Verbatim output of all the material below is required.

┏━━

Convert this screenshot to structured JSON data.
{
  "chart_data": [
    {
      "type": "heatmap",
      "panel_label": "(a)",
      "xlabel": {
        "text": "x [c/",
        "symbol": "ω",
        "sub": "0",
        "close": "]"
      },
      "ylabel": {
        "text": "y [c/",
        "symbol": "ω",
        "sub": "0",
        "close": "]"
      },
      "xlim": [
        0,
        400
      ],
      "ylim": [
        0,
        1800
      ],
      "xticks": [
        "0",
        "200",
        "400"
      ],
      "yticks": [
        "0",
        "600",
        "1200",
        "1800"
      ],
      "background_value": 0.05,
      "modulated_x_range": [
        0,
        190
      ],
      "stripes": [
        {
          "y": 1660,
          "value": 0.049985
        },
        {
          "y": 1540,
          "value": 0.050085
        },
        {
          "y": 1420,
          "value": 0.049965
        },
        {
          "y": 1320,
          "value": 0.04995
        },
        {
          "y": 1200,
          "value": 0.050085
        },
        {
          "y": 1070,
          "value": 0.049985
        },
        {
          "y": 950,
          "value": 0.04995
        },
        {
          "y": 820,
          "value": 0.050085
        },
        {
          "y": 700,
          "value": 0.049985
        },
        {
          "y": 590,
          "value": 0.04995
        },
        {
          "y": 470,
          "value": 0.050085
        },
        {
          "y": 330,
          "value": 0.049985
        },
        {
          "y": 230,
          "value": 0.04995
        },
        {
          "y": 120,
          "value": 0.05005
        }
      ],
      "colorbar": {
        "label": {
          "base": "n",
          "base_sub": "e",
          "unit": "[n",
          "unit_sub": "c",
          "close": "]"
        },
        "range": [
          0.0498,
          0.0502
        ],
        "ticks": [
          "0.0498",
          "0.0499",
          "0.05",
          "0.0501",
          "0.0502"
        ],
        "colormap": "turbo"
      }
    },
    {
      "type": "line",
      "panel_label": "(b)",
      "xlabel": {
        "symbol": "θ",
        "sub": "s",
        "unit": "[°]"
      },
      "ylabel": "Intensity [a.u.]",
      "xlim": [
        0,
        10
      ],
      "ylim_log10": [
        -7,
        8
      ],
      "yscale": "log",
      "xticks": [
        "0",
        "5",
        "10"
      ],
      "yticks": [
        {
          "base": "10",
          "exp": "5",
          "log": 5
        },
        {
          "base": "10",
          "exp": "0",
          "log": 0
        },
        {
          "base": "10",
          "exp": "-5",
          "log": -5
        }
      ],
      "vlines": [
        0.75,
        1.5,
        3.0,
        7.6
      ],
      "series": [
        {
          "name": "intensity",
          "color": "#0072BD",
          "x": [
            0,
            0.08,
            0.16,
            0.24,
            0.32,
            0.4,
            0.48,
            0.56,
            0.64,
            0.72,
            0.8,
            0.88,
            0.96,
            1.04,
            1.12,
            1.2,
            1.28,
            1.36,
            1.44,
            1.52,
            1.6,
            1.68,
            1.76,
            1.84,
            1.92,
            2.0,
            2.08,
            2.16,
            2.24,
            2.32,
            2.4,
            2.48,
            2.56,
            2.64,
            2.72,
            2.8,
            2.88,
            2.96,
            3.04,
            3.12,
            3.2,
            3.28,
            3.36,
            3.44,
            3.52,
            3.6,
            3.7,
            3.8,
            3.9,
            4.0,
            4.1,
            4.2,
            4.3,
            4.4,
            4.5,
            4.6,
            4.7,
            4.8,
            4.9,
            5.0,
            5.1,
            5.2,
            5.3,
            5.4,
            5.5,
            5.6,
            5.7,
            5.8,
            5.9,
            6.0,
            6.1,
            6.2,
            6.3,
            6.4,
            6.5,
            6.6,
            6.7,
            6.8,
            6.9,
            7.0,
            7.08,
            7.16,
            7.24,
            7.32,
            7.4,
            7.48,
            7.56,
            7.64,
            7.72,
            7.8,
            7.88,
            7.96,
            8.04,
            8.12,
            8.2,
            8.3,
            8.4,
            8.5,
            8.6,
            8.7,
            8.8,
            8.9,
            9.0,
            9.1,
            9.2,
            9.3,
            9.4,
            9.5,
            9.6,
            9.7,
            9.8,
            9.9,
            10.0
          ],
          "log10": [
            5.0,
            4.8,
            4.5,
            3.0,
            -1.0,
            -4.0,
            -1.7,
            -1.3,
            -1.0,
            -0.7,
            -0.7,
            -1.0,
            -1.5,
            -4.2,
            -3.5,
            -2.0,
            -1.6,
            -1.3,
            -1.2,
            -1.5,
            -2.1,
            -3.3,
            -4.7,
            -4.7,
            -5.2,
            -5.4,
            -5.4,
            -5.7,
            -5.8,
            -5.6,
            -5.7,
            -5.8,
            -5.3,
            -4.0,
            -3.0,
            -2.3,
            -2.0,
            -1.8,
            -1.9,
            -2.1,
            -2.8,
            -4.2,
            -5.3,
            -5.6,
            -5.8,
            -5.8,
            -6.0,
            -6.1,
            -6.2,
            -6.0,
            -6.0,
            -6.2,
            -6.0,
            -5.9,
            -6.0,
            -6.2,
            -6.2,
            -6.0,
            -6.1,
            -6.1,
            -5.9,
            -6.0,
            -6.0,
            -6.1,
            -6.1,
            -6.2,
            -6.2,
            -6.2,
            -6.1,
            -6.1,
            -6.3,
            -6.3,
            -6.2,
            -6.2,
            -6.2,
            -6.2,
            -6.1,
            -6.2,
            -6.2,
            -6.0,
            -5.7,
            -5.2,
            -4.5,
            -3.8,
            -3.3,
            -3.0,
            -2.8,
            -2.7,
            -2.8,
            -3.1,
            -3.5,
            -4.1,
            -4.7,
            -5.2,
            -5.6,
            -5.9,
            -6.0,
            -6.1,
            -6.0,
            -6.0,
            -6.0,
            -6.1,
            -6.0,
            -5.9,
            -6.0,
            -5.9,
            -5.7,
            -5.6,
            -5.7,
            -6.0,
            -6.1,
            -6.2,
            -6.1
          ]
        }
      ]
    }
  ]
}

┗━━

Full answer:
Convert this screenshot to structured JSON data.
{
  "chart_data": [
    {
      "type": "heatmap",
      "panel_label": "(a)",
      "xlabel": {
        "text": "x [c/",
        "symbol": "ω",
        "sub": "0",
        "close": "]"
      },
      "ylabel": {
        "text": "y [c/",
        "symbol": "ω",
        "sub": "0",
        "close": "]"
      },
      "xlim": [
        0,
        400
      ],
      "ylim": [
        0,
        1800
      ],
      "xticks": [
        "0",
        "200",
        "400"
      ],
      "yticks": [
        "0",
        "600",
        "1200",
        "1800"
      ],
      "background_value": 0.05,
      "modulated_x_range": [
        0,
        190
      ],
      "stripes": [
        {
          "y": 1660,
          "value": 0.049985
        },
        {
          "y": 1540,
          "value": 0.050085
        },
        {
          "y": 1420,
          "value": 0.049965
        },
        {
          "y": 1320,
          "value": 0.04995
        },
        {
          "y": 1200,
          "value": 0.050085
        },
        {
          "y": 1070,
          "value": 0.049985
        },
        {
          "y": 950,
          "value": 0.04995
        },
        {
          "y": 820,
          "value": 0.050085
        },
        {
          "y": 700,
          "value": 0.049985
        },
        {
          "y": 590,
          "value": 0.04995
        },
        {
          "y": 470,
          "value": 0.050085
        },
        {
          "y": 330,
          "value": 0.049985
        },
        {
          "y": 230,
          "value": 0.04995
        },
        {
          "y": 120,
          "value": 0.05005
        }
      ],
      "colorbar": {
        "label": {
          "base": "n",
          "base_sub": "e",
          "unit": "[n",
          "unit_sub": "c",
          "close": "]"
        },
        "range": [
          0.0498,
          0.0502
        ],
        "ticks": [
          "0.0498",
          "0.0499",
          "0.05",
          "0.0501",
          "0.0502"
        ],
        "colormap": "turbo"
      }
    },
    {
      "type": "line",
      "panel_label": "(b)",
      "xlabel": {
        "symbol": "θ",
        "sub": "s",
        "unit": "[°]"
      },
      "ylabel": "Intensity [a.u.]",
      "xlim": [
        0,
        10
      ],
      "ylim_log10": [
        -7,
        8
      ],
      "yscale": "log",
      "xticks": [
        "0",
        "5",
        "10"
      ],
      "yticks": [
        {
          "base": "10",
          "exp": "5",
          "log": 5
        },
        {
          "base": "10",
          "exp": "0",
          "log": 0
        },
        {
          "base": "10",
          "exp": "-5",
          "log": -5
        }
      ],
      "vlines": [
        0.75,
        1.5,
        3.0,
        7.6
      ],
      "series": [
        {
          "name": "intensity",
          "color": "#0072BD",
          "x": [
            0,
            0.08,
            0.16,
            0.24,
            0.32,
            0.4,
            0.48,
            0.56,
            0.64,
            0.72,
            0.8,
            0.88,
            0.96,
            1.04,
            1.12,
            1.2,
            1.28,
            1.36,
            1.44,
            1.52,
            1.6,
            1.68,
            1.76,
            1.84,
            1.92,
            2.0,
            2.08,
            2.16,
            2.24,
            2.32,
            2.4,
            2.48,
            2.56,
            2.64,
            2.72,
            2.8,
            2.88,
            2.96,
            3.04,
            3.12,
            3.2,
            3.28,
            3.36,
            3.44,
            3.52,
            3.6,
            3.7,
            3.8,
            3.9,
            4.0,
            4.1,
            4.2,
            4.3,
            4.4,
            4.5,
            4.6,
            4.7,
            4.8,
            4.9,
            5.0,
            5.1,
            5.2,
            5.3,
            5.4,
            5.5,
            5.6,
            5.7,
            5.8,
            5.9,
            6.0,
            6.1,
            6.2,
            6.3,
            6.4,
            6.5,
            6.6,
            6.7,
            6.8,
            6.9,
            7.0,
            7.08,
            7.16,
            7.24,
            7.32,
            7.4,
            7.48,
            7.56,
            7.64,
            7.72,
            7.8,
            7.88,
            7.96,
            8.04,
            8.12,
            8.2,
            8.3,
            8.4,
            8.5,
            8.6,
            8.7,
            8.8,
            8.9,
            9.0,
            9.1,
            9.2,
            9.3,
            9.4,
            9.5,
            9.6,
            9.7,
            9.8,
            9.9,
            10.0
          ],
          "log10": [
            5.0,
            4.8,
            4.5,
            3.0,
            -1.0,
            -4.0,
            -1.7,
            -1.3,
            -1.0,
            -0.7,
            -0.7,
            -1.0,
            -1.5,
            -4.2,
            -3.5,
            -2.0,
            -1.6,
            -1.3,
            -1.2,
            -1.5,
            -2.1,
            -3.3,
            -4.7,
            -4.7,
            -5.2,
            -5.4,
            -5.4,
            -5.7,
            -5.8,
            -5.6,
            -5.7,
            -5.8,
            -5.3,
            -4.0,
            -3.0,
            -2.3,
            -2.0,
            -1.8,
            -1.9,
            -2.1,
            -2.8,
            -4.2,
            -5.3,
            -5.6,
            -5.8,
            -5.8,
            -6.0,
            -6.1,
            -6.2,
            -6.0,
            -6.0,
            -6.2,
            -6.0,
            -5.9,
            -6.0,
            -6.2,
            -6.2,
            -6.0,
            -6.1,
            -6.1,
            -5.9,
            -6.0,
            -6.0,
            -6.1,
            -6.1,
            -6.2,
            -6.2,
            -6.2,
            -6.1,
            -6.1,
            -6.3,
            -6.3,
            -6.2,
            -6.2,
            -6.2,
            -6.2,
            -6.1,
            -6.2,
            -6.2,
            -6.0,
            -5.7,
            -5.2,
            -4.5,
            -3.8,
            -3.3,
            -3.0,
            -2.8,
            -2.7,
            -2.8,
            -3.1,
            -3.5,
            -4.1,
            -4.7,
            -5.2,
            -5.6,
            -5.9,
            -6.0,
            -6.1,
            -6.0,
            -6.0,
            -6.0,
            -6.1,
            -6.0,
            -5.9,
            -6.0,
            -5.9,
            -5.7,
            -5.6,
            -5.7,
            -6.0,
            -6.1,
            -6.2,
            -6.1
          ]
        }
      ]
    }
  ]
}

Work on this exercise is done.